Data lines:
* begin *

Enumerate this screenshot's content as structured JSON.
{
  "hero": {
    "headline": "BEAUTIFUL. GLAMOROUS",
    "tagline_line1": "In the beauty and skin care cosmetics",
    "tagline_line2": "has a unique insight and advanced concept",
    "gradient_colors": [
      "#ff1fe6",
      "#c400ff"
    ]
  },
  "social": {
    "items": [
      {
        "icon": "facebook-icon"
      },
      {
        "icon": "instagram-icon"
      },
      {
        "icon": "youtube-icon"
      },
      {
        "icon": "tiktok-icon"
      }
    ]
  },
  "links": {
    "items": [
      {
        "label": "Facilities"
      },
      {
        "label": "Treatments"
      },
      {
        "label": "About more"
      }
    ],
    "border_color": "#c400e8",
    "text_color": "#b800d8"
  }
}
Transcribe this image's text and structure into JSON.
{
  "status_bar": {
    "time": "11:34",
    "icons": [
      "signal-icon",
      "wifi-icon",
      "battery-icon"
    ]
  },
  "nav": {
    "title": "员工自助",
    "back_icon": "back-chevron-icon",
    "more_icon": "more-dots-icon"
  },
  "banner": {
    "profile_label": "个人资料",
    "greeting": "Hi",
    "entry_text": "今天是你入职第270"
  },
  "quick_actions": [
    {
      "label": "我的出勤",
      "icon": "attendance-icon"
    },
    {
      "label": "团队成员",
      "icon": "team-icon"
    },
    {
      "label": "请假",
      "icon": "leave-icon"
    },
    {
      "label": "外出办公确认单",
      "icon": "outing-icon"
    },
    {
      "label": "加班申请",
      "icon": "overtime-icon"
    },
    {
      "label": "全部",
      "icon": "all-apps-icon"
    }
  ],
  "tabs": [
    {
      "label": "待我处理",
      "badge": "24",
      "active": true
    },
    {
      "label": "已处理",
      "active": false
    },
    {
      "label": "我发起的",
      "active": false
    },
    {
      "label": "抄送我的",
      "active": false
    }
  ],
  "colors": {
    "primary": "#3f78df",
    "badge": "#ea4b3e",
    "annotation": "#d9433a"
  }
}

* end *

Your objective: Among the lines of the listing, how many hold the string "more"? Respond with only the number.

Written answer: 2